WHAT TO DO:
Search the records for "name" and copy each line that holds it.

(A block of data)

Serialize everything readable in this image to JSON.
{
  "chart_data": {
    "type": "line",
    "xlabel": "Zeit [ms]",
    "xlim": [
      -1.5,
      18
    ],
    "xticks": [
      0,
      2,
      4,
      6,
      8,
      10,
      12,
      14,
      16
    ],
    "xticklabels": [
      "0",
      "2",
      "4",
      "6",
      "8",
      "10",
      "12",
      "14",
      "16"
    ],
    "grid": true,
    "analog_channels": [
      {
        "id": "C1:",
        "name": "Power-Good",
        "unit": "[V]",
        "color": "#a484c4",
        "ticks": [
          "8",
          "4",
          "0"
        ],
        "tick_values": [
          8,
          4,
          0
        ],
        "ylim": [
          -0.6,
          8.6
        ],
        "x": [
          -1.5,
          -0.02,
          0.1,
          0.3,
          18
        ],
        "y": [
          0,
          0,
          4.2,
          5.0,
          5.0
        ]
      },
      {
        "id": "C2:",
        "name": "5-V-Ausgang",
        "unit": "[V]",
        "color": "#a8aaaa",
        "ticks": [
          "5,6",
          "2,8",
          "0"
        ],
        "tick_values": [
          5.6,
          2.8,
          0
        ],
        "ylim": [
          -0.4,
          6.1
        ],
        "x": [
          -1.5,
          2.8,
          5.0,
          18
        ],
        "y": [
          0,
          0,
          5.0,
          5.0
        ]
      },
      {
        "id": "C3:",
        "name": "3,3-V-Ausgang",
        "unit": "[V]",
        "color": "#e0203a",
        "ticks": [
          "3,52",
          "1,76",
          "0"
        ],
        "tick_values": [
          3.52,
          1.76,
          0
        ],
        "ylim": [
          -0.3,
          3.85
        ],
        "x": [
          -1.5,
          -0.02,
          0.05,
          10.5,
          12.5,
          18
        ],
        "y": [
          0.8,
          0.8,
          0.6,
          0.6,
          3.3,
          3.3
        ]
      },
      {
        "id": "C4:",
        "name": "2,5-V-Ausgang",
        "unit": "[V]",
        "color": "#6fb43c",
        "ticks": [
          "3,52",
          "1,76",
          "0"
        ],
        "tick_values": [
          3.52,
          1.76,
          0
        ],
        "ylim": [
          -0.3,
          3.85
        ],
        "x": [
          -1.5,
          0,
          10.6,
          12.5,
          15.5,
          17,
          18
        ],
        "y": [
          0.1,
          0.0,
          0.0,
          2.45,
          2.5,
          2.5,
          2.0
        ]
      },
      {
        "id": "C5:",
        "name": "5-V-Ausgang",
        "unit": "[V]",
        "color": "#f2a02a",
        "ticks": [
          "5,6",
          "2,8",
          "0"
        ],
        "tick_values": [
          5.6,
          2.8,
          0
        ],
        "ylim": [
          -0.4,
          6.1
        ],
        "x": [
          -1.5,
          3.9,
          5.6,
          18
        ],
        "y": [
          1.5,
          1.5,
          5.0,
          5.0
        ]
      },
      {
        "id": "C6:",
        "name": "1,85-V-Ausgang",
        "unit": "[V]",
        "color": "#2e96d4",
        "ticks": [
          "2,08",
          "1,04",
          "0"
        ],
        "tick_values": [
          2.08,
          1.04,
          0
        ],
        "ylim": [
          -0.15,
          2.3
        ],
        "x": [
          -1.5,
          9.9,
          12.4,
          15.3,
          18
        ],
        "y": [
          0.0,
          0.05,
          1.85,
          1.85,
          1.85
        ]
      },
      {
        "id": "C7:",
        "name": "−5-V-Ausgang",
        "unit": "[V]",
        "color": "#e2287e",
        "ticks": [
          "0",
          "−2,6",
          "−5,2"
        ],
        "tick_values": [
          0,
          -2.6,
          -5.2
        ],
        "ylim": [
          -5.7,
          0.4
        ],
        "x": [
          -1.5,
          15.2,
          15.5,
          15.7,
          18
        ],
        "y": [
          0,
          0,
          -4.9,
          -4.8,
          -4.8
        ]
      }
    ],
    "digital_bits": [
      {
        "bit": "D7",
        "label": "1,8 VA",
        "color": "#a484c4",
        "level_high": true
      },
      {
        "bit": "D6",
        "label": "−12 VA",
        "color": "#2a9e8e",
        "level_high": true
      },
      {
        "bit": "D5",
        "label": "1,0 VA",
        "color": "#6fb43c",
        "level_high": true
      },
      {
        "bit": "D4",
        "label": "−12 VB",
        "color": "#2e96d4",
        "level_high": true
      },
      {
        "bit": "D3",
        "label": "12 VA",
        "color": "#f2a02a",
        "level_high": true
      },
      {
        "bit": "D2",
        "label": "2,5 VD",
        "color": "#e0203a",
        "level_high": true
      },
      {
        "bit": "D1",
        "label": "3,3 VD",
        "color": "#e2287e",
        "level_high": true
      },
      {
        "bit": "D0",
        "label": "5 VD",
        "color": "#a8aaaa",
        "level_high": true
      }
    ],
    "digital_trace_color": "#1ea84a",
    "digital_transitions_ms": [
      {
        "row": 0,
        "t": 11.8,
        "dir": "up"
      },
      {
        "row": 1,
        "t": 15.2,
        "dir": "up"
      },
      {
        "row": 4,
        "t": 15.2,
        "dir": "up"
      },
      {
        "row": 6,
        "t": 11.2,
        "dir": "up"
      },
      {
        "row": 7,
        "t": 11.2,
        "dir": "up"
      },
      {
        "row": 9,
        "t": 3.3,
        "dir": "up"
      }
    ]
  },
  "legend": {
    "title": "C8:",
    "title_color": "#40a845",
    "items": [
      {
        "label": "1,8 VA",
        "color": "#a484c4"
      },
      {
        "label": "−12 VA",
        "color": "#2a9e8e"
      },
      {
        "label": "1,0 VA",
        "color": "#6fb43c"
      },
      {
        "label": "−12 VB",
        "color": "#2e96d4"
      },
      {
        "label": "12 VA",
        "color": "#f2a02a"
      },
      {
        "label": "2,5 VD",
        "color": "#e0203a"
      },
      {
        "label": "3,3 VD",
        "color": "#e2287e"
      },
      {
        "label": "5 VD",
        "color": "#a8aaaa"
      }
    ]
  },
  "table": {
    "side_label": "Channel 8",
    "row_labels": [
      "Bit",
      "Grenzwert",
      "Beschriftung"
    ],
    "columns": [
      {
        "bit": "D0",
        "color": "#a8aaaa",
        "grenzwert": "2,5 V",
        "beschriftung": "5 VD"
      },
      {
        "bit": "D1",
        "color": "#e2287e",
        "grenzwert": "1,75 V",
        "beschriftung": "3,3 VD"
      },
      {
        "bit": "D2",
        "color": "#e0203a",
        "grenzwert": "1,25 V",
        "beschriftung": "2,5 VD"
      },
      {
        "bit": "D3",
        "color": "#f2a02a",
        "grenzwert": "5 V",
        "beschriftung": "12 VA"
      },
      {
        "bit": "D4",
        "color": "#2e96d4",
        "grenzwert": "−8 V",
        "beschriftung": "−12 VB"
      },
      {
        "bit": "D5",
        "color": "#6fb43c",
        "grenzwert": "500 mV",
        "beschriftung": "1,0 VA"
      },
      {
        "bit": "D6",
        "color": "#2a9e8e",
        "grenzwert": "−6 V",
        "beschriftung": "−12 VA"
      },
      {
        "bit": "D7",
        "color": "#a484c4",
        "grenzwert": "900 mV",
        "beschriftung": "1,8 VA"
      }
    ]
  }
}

EXPECTED OUTPUT:
        "name": "Power-Good",
        "name": "5-V-Ausgang",
        "name": "3,3-V-Ausgang",
        "name": "2,5-V-Ausgang",
        "name": "5-V-Ausgang",
        "name": "1,85-V-Ausgang",
        "name": "−5-V-Ausgang",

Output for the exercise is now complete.